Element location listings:
# # # # # # #

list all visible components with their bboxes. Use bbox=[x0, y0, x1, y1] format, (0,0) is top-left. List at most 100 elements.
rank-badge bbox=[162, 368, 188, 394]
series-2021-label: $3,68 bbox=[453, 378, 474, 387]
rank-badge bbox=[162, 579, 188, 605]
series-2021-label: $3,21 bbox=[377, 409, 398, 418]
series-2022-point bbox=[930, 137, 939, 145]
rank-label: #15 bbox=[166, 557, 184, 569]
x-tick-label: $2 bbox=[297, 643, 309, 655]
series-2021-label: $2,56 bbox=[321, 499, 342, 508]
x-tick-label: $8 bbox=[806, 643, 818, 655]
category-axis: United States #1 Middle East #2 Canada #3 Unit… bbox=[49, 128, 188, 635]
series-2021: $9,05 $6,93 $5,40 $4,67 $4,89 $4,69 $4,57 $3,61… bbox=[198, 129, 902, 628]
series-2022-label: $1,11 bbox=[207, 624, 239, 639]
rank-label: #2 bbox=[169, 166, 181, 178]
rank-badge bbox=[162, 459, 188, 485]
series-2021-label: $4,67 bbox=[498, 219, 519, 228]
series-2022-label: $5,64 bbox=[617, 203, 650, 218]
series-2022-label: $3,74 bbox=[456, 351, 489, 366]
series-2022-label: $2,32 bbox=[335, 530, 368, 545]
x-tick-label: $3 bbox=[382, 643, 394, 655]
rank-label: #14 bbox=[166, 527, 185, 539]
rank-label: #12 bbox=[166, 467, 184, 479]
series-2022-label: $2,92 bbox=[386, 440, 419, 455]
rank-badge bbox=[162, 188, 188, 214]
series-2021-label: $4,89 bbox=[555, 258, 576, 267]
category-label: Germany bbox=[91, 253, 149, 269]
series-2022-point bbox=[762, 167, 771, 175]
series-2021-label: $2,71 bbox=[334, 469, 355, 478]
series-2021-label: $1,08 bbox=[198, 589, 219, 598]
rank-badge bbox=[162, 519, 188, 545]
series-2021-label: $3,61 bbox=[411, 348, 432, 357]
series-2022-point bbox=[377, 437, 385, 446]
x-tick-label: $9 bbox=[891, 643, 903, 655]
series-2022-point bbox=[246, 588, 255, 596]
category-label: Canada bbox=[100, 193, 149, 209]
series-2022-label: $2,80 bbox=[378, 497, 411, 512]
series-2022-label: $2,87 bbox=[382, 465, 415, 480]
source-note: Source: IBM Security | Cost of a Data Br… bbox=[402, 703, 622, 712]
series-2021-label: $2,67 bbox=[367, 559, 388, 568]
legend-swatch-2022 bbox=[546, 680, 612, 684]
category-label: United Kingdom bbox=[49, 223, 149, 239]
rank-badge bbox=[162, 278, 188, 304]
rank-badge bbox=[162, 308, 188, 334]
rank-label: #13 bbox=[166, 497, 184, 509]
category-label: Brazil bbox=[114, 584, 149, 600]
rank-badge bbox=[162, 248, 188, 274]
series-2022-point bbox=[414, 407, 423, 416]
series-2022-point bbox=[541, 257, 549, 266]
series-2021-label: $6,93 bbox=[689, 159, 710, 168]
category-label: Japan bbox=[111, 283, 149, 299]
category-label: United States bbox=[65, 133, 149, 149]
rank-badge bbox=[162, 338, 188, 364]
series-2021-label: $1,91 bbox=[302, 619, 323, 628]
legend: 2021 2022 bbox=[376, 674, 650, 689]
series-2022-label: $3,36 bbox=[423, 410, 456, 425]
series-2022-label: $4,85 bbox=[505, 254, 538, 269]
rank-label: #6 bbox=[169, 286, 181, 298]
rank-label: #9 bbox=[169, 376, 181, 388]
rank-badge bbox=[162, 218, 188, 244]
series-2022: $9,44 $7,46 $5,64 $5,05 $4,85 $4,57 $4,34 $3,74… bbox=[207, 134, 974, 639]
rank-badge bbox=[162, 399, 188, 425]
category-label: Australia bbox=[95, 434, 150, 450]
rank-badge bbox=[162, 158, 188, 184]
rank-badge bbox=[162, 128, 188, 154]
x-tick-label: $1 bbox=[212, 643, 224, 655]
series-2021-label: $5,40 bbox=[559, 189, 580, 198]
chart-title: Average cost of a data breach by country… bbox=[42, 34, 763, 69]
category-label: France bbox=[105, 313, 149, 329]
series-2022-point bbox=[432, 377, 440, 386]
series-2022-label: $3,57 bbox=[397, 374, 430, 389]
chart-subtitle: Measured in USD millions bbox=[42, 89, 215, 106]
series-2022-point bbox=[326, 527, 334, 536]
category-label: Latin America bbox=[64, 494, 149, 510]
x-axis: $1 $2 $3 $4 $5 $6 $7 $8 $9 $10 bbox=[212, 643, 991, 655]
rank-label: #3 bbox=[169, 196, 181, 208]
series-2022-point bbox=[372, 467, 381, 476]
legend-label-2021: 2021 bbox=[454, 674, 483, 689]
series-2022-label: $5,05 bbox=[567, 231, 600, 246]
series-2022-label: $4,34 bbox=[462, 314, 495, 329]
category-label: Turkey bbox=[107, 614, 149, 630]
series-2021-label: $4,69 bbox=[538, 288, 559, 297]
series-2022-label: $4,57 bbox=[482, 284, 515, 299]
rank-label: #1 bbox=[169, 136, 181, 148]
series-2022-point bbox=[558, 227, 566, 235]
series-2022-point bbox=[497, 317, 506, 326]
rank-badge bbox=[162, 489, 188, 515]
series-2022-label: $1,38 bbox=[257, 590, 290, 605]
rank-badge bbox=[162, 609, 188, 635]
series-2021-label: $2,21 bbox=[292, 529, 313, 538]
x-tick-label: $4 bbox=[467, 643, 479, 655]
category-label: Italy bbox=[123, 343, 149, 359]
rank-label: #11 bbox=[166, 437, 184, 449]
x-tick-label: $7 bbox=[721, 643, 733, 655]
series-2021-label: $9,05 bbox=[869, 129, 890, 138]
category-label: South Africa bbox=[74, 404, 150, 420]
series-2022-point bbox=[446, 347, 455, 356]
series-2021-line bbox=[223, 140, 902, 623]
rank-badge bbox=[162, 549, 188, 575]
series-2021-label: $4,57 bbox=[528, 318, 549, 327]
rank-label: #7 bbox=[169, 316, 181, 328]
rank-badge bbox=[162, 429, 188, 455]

# # # # # # #

Reproduce every line of the records above word for word, changing nothing.

list all visible components with their bboxes. Use bbox=[x0, y0, x1, y1] format, (0,0) is top-left. List at most 100 elements.
rank-badge bbox=[162, 368, 188, 394]
series-2021-label: $3,68 bbox=[453, 378, 474, 387]
rank-badge bbox=[162, 579, 188, 605]
series-2021-label: $3,21 bbox=[377, 409, 398, 418]
series-2022-point bbox=[930, 137, 939, 145]
rank-label: #15 bbox=[166, 557, 184, 569]
x-tick-label: $2 bbox=[297, 643, 309, 655]
series-2021-label: $2,56 bbox=[321, 499, 342, 508]
x-tick-label: $8 bbox=[806, 643, 818, 655]
category-axis: United States #1 Middle East #2 Canada #3 Unit… bbox=[49, 128, 188, 635]
series-2021: $9,05 $6,93 $5,40 $4,67 $4,89 $4,69 $4,57 $3,61… bbox=[198, 129, 902, 628]
series-2022-label: $1,11 bbox=[207, 624, 239, 639]
rank-label: #2 bbox=[169, 166, 181, 178]
rank-badge bbox=[162, 459, 188, 485]
series-2021-label: $4,67 bbox=[498, 219, 519, 228]
series-2022-label: $5,64 bbox=[617, 203, 650, 218]
series-2022-label: $3,74 bbox=[456, 351, 489, 366]
series-2022-label: $2,32 bbox=[335, 530, 368, 545]
x-tick-label: $3 bbox=[382, 643, 394, 655]
rank-label: #14 bbox=[166, 527, 185, 539]
rank-label: #12 bbox=[166, 467, 184, 479]
series-2022-label: $2,92 bbox=[386, 440, 419, 455]
rank-badge bbox=[162, 188, 188, 214]
series-2021-label: $4,89 bbox=[555, 258, 576, 267]
category-label: Germany bbox=[91, 253, 149, 269]
series-2022-point bbox=[762, 167, 771, 175]
series-2021-label: $2,71 bbox=[334, 469, 355, 478]
series-2021-label: $1,08 bbox=[198, 589, 219, 598]
rank-badge bbox=[162, 519, 188, 545]
series-2021-label: $3,61 bbox=[411, 348, 432, 357]
series-2022-point bbox=[377, 437, 385, 446]
x-tick-label: $9 bbox=[891, 643, 903, 655]
series-2022-point bbox=[246, 588, 255, 596]
category-label: Canada bbox=[100, 193, 149, 209]
series-2022-label: $2,80 bbox=[378, 497, 411, 512]
series-2022-label: $2,87 bbox=[382, 465, 415, 480]
source-note: Source: IBM Security | Cost of a Data Br… bbox=[402, 703, 622, 712]
series-2021-label: $2,67 bbox=[367, 559, 388, 568]
legend-swatch-2022 bbox=[546, 680, 612, 684]
category-label: United Kingdom bbox=[49, 223, 149, 239]
rank-badge bbox=[162, 278, 188, 304]
rank-badge bbox=[162, 308, 188, 334]
rank-label: #13 bbox=[166, 497, 184, 509]
category-label: Brazil bbox=[114, 584, 149, 600]
rank-badge bbox=[162, 248, 188, 274]
series-2022-point bbox=[414, 407, 423, 416]
series-2022-point bbox=[541, 257, 549, 266]
series-2021-label: $6,93 bbox=[689, 159, 710, 168]
category-label: Japan bbox=[111, 283, 149, 299]
category-label: United States bbox=[65, 133, 149, 149]
rank-badge bbox=[162, 338, 188, 364]
series-2021-label: $1,91 bbox=[302, 619, 323, 628]
legend: 2021 2022 bbox=[376, 674, 650, 689]
series-2022-label: $3,36 bbox=[423, 410, 456, 425]
series-2022-label: $4,85 bbox=[505, 254, 538, 269]
rank-label: #6 bbox=[169, 286, 181, 298]
rank-label: #9 bbox=[169, 376, 181, 388]
rank-badge bbox=[162, 218, 188, 244]
series-2022: $9,44 $7,46 $5,64 $5,05 $4,85 $4,57 $4,34 $3,74… bbox=[207, 134, 974, 639]
rank-badge bbox=[162, 399, 188, 425]
category-label: Australia bbox=[95, 434, 150, 450]
rank-badge bbox=[162, 158, 188, 184]
rank-badge bbox=[162, 128, 188, 154]
x-tick-label: $1 bbox=[212, 643, 224, 655]
series-2021-label: $5,40 bbox=[559, 189, 580, 198]
chart-title: Average cost of a data breach by country… bbox=[42, 34, 763, 69]
category-label: France bbox=[105, 313, 149, 329]
series-2022-point bbox=[432, 377, 440, 386]
series-2022-label: $3,57 bbox=[397, 374, 430, 389]
chart-subtitle: Measured in USD millions bbox=[42, 89, 215, 106]
series-2022-point bbox=[326, 527, 334, 536]
category-label: Latin America bbox=[64, 494, 149, 510]
x-axis: $1 $2 $3 $4 $5 $6 $7 $8 $9 $10 bbox=[212, 643, 991, 655]
rank-label: #3 bbox=[169, 196, 181, 208]
series-2022-point bbox=[372, 467, 381, 476]
legend-label-2021: 2021 bbox=[454, 674, 483, 689]
series-2022-label: $5,05 bbox=[567, 231, 600, 246]
series-2022-label: $4,34 bbox=[462, 314, 495, 329]
category-label: Turkey bbox=[107, 614, 149, 630]
series-2021-label: $4,69 bbox=[538, 288, 559, 297]
series-2022-label: $4,57 bbox=[482, 284, 515, 299]
rank-label: #1 bbox=[169, 136, 181, 148]
series-2022-point bbox=[558, 227, 566, 235]
series-2022-point bbox=[497, 317, 506, 326]
rank-badge bbox=[162, 489, 188, 515]
series-2022-label: $1,38 bbox=[257, 590, 290, 605]
rank-badge bbox=[162, 609, 188, 635]
series-2021-label: $2,21 bbox=[292, 529, 313, 538]
x-tick-label: $4 bbox=[467, 643, 479, 655]
category-label: Italy bbox=[123, 343, 149, 359]
rank-label: #11 bbox=[166, 437, 184, 449]
x-tick-label: $7 bbox=[721, 643, 733, 655]
series-2021-label: $9,05 bbox=[869, 129, 890, 138]
category-label: South Africa bbox=[74, 404, 150, 420]
series-2022-point bbox=[446, 347, 455, 356]
series-2021-line bbox=[223, 140, 902, 623]
rank-badge bbox=[162, 549, 188, 575]
series-2021-label: $4,57 bbox=[528, 318, 549, 327]
rank-label: #7 bbox=[169, 316, 181, 328]
rank-badge bbox=[162, 429, 188, 455]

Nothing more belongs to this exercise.